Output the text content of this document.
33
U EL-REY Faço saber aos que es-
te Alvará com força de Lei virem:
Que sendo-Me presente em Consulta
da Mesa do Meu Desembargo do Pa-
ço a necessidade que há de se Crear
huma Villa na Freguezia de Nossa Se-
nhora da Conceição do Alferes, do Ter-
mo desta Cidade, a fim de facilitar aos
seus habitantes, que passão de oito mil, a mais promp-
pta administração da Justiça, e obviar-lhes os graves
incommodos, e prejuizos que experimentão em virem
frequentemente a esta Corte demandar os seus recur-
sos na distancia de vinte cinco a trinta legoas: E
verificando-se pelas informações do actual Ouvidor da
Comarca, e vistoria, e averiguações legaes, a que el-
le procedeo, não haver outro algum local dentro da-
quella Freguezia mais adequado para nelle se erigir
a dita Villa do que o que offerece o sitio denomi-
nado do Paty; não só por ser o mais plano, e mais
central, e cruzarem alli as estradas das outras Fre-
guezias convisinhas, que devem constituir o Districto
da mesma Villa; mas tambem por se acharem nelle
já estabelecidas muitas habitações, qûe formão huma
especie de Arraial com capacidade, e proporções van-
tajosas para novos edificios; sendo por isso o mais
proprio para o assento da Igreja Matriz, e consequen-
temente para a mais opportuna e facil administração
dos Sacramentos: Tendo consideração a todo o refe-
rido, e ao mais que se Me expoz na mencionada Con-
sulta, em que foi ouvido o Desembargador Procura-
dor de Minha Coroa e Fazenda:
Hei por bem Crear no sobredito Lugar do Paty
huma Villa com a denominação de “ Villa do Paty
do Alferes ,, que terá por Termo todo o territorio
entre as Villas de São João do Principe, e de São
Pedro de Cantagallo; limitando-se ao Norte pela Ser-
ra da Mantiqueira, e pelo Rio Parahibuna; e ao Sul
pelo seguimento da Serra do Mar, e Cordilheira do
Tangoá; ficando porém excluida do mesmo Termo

◇ ◇ ◇ ◇ ◇

Copy all the records above exactly, missing none.

-- EXERCISE RESPONSE --
Output the text content of this document.
33
U EL-REY Faço saber aos que es-
te Alvará com força de Lei virem:
Que sendo-Me presente em Consulta
da Mesa do Meu Desembargo do Pa-
ço a necessidade que há de se Crear
huma Villa na Freguezia de Nossa Se-
nhora da Conceição do Alferes, do Ter-
mo desta Cidade, a fim de facilitar aos
seus habitantes, que passão de oito mil, a mais promp-
pta administração da Justiça, e obviar-lhes os graves
incommodos, e prejuizos que experimentão em virem
frequentemente a esta Corte demandar os seus recur-
sos na distancia de vinte cinco a trinta legoas: E
verificando-se pelas informações do actual Ouvidor da
Comarca, e vistoria, e averiguações legaes, a que el-
le procedeo, não haver outro algum local dentro da-
quella Freguezia mais adequado para nelle se erigir
a dita Villa do que o que offerece o sitio denomi-
nado do Paty; não só por ser o mais plano, e mais
central, e cruzarem alli as estradas das outras Fre-
guezias convisinhas, que devem constituir o Districto
da mesma Villa; mas tambem por se acharem nelle
já estabelecidas muitas habitações, qûe formão huma
especie de Arraial com capacidade, e proporções van-
tajosas para novos edificios; sendo por isso o mais
proprio para o assento da Igreja Matriz, e consequen-
temente para a mais opportuna e facil administração
dos Sacramentos: Tendo consideração a todo o refe-
rido, e ao mais que se Me expoz na mencionada Con-
sulta, em que foi ouvido o Desembargador Procura-
dor de Minha Coroa e Fazenda:
Hei por bem Crear no sobredito Lugar do Paty
huma Villa com a denominação de “ Villa do Paty
do Alferes ,, que terá por Termo todo o territorio
entre as Villas de São João do Principe, e de São
Pedro de Cantagallo; limitando-se ao Norte pela Ser-
ra da Mantiqueira, e pelo Rio Parahibuna; e ao Sul
pelo seguimento da Serra do Mar, e Cordilheira do
Tangoá; ficando porém excluida do mesmo Termo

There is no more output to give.